**Stated problem**
Rewrite the items below, putting "Data panel" wherever "Data view" appears and keeping every other character as it is.

**Task material**
★ ★ ★ ★ ★

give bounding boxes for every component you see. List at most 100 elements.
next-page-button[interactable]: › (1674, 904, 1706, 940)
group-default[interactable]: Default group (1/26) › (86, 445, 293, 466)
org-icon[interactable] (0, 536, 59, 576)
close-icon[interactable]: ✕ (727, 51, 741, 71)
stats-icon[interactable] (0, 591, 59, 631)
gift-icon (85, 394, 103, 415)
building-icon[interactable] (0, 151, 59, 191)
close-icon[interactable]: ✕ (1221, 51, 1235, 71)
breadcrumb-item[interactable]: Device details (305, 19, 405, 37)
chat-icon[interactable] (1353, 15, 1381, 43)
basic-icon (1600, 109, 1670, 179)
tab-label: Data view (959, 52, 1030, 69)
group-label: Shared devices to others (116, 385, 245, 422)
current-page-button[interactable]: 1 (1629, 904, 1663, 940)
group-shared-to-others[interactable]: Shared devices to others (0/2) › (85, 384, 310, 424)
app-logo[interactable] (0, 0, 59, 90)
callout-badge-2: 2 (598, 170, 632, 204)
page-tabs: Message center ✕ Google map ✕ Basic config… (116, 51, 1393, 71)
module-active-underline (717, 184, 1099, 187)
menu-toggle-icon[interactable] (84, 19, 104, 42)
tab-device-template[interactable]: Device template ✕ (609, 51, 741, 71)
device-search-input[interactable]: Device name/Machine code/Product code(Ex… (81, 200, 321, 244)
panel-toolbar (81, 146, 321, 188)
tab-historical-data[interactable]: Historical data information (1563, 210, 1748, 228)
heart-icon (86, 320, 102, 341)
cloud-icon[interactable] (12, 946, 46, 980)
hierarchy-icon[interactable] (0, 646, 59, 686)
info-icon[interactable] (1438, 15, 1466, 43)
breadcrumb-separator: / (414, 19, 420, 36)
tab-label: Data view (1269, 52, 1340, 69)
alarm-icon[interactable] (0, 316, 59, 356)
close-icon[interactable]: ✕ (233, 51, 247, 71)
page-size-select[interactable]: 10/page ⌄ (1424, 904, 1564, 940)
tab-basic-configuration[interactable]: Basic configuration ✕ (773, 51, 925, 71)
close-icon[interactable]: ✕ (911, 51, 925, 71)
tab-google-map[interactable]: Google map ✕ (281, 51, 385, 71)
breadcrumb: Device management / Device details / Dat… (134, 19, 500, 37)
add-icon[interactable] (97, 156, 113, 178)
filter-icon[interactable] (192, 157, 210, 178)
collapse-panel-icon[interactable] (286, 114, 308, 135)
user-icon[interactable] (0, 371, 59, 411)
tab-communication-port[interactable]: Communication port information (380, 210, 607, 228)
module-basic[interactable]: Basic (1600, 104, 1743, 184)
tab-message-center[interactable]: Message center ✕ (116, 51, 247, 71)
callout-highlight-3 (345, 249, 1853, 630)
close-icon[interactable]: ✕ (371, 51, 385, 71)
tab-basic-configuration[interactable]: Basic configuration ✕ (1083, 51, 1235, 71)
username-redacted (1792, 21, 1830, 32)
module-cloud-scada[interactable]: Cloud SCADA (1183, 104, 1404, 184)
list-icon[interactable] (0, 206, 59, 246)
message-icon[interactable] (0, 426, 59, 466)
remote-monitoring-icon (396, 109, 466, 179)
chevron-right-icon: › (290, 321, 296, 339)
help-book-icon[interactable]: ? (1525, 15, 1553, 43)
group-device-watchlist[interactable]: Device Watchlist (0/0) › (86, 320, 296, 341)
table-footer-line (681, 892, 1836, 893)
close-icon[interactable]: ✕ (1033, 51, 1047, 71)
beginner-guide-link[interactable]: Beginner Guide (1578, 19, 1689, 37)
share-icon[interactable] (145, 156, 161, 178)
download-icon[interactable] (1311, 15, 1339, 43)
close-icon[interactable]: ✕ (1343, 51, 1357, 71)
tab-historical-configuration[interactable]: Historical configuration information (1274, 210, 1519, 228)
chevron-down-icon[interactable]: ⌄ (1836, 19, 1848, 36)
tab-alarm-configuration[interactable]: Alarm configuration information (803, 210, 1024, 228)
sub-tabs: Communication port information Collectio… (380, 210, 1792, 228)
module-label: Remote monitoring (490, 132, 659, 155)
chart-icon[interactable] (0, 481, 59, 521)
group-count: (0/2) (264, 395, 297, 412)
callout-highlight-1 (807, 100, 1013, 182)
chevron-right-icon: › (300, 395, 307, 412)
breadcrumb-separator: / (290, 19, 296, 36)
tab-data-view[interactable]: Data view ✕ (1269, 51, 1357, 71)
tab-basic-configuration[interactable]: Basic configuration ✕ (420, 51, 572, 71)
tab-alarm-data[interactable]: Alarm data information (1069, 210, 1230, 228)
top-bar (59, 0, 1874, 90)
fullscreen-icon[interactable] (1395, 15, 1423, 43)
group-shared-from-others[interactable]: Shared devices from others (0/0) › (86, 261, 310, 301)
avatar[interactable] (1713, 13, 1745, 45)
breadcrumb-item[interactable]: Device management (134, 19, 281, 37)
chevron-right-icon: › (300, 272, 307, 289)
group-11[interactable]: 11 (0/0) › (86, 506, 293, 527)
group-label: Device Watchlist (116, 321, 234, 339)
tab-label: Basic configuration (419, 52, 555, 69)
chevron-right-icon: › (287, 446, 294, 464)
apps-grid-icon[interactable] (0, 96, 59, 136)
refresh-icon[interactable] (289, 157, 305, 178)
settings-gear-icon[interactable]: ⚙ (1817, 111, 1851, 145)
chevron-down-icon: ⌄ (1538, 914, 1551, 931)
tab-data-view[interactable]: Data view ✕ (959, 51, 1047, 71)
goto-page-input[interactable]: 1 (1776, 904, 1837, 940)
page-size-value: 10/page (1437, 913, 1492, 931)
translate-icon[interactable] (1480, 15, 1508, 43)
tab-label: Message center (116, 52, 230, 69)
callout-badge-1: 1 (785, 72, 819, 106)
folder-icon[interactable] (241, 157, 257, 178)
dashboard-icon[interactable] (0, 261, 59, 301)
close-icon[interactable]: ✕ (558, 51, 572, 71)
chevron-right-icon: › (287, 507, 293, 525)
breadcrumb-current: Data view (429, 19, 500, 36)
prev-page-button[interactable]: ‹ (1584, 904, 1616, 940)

★ ★ ★ ★ ★

**Answer**
give bounding boxes for every component you see. List at most 100 elements.
next-page-button[interactable]: › (1674, 904, 1706, 940)
group-default[interactable]: Default group (1/26) › (86, 445, 293, 466)
org-icon[interactable] (0, 536, 59, 576)
close-icon[interactable]: ✕ (727, 51, 741, 71)
stats-icon[interactable] (0, 591, 59, 631)
gift-icon (85, 394, 103, 415)
building-icon[interactable] (0, 151, 59, 191)
close-icon[interactable]: ✕ (1221, 51, 1235, 71)
breadcrumb-item[interactable]: Device details (305, 19, 405, 37)
chat-icon[interactable] (1353, 15, 1381, 43)
basic-icon (1600, 109, 1670, 179)
tab-label: Data panel (959, 52, 1030, 69)
group-label: Shared devices to others (116, 385, 245, 422)
current-page-button[interactable]: 1 (1629, 904, 1663, 940)
group-shared-to-others[interactable]: Shared devices to others (0/2) › (85, 384, 310, 424)
app-logo[interactable] (0, 0, 59, 90)
callout-badge-2: 2 (598, 170, 632, 204)
page-tabs: Message center ✕ Google map ✕ Basic config… (116, 51, 1393, 71)
module-active-underline (717, 184, 1099, 187)
menu-toggle-icon[interactable] (84, 19, 104, 42)
tab-device-template[interactable]: Device template ✕ (609, 51, 741, 71)
device-search-input[interactable]: Device name/Machine code/Product code(Ex… (81, 200, 321, 244)
panel-toolbar (81, 146, 321, 188)
tab-historical-data[interactable]: Historical data information (1563, 210, 1748, 228)
heart-icon (86, 320, 102, 341)
cloud-icon[interactable] (12, 946, 46, 980)
hierarchy-icon[interactable] (0, 646, 59, 686)
info-icon[interactable] (1438, 15, 1466, 43)
breadcrumb-separator: / (414, 19, 420, 36)
tab-label: Data panel (1269, 52, 1340, 69)
alarm-icon[interactable] (0, 316, 59, 356)
close-icon[interactable]: ✕ (233, 51, 247, 71)
page-size-select[interactable]: 10/page ⌄ (1424, 904, 1564, 940)
tab-basic-configuration[interactable]: Basic configuration ✕ (773, 51, 925, 71)
close-icon[interactable]: ✕ (911, 51, 925, 71)
tab-google-map[interactable]: Google map ✕ (281, 51, 385, 71)
breadcrumb: Device management / Device details / Dat… (134, 19, 500, 37)
add-icon[interactable] (97, 156, 113, 178)
filter-icon[interactable] (192, 157, 210, 178)
collapse-panel-icon[interactable] (286, 114, 308, 135)
user-icon[interactable] (0, 371, 59, 411)
tab-communication-port[interactable]: Communication port information (380, 210, 607, 228)
module-basic[interactable]: Basic (1600, 104, 1743, 184)
tab-message-center[interactable]: Message center ✕ (116, 51, 247, 71)
callout-highlight-3 (345, 249, 1853, 630)
close-icon[interactable]: ✕ (371, 51, 385, 71)
tab-basic-configuration[interactable]: Basic configuration ✕ (1083, 51, 1235, 71)
username-redacted (1792, 21, 1830, 32)
module-cloud-scada[interactable]: Cloud SCADA (1183, 104, 1404, 184)
list-icon[interactable] (0, 206, 59, 246)
message-icon[interactable] (0, 426, 59, 466)
remote-monitoring-icon (396, 109, 466, 179)
chevron-right-icon: › (290, 321, 296, 339)
help-book-icon[interactable]: ? (1525, 15, 1553, 43)
group-device-watchlist[interactable]: Device Watchlist (0/0) › (86, 320, 296, 341)
table-footer-line (681, 892, 1836, 893)
close-icon[interactable]: ✕ (1033, 51, 1047, 71)
beginner-guide-link[interactable]: Beginner Guide (1578, 19, 1689, 37)
share-icon[interactable] (145, 156, 161, 178)
download-icon[interactable] (1311, 15, 1339, 43)
close-icon[interactable]: ✕ (1343, 51, 1357, 71)
tab-historical-configuration[interactable]: Historical configuration information (1274, 210, 1519, 228)
chevron-down-icon[interactable]: ⌄ (1836, 19, 1848, 36)
tab-alarm-configuration[interactable]: Alarm configuration information (803, 210, 1024, 228)
sub-tabs: Communication port information Collectio… (380, 210, 1792, 228)
module-label: Remote monitoring (490, 132, 659, 155)
chart-icon[interactable] (0, 481, 59, 521)
group-count: (0/2) (264, 395, 297, 412)
callout-highlight-1 (807, 100, 1013, 182)
chevron-right-icon: › (300, 395, 307, 412)
breadcrumb-separator: / (290, 19, 296, 36)
tab-data-view[interactable]: Data panel ✕ (1269, 51, 1357, 71)
tab-basic-configuration[interactable]: Basic configuration ✕ (420, 51, 572, 71)
tab-alarm-data[interactable]: Alarm data information (1069, 210, 1230, 228)
top-bar (59, 0, 1874, 90)
fullscreen-icon[interactable] (1395, 15, 1423, 43)
group-shared-from-others[interactable]: Shared devices from others (0/0) › (86, 261, 310, 301)
avatar[interactable] (1713, 13, 1745, 45)
breadcrumb-item[interactable]: Device management (134, 19, 281, 37)
chevron-right-icon: › (300, 272, 307, 289)
group-11[interactable]: 11 (0/0) › (86, 506, 293, 527)
group-label: Device Watchlist (116, 321, 234, 339)
tab-label: Basic configuration (419, 52, 555, 69)
chevron-right-icon: › (287, 446, 294, 464)
apps-grid-icon[interactable] (0, 96, 59, 136)
refresh-icon[interactable] (289, 157, 305, 178)
settings-gear-icon[interactable]: ⚙ (1817, 111, 1851, 145)
chevron-down-icon: ⌄ (1538, 914, 1551, 931)
tab-data-view[interactable]: Data panel ✕ (959, 51, 1047, 71)
goto-page-input[interactable]: 1 (1776, 904, 1837, 940)
page-size-value: 10/page (1437, 913, 1492, 931)
translate-icon[interactable] (1480, 15, 1508, 43)
tab-label: Message center (116, 52, 230, 69)
callout-badge-1: 1 (785, 72, 819, 106)
folder-icon[interactable] (241, 157, 257, 178)
dashboard-icon[interactable] (0, 261, 59, 301)
close-icon[interactable]: ✕ (558, 51, 572, 71)
chevron-right-icon: › (287, 507, 293, 525)
breadcrumb-current: Data panel (429, 19, 500, 36)
prev-page-button[interactable]: ‹ (1584, 904, 1616, 940)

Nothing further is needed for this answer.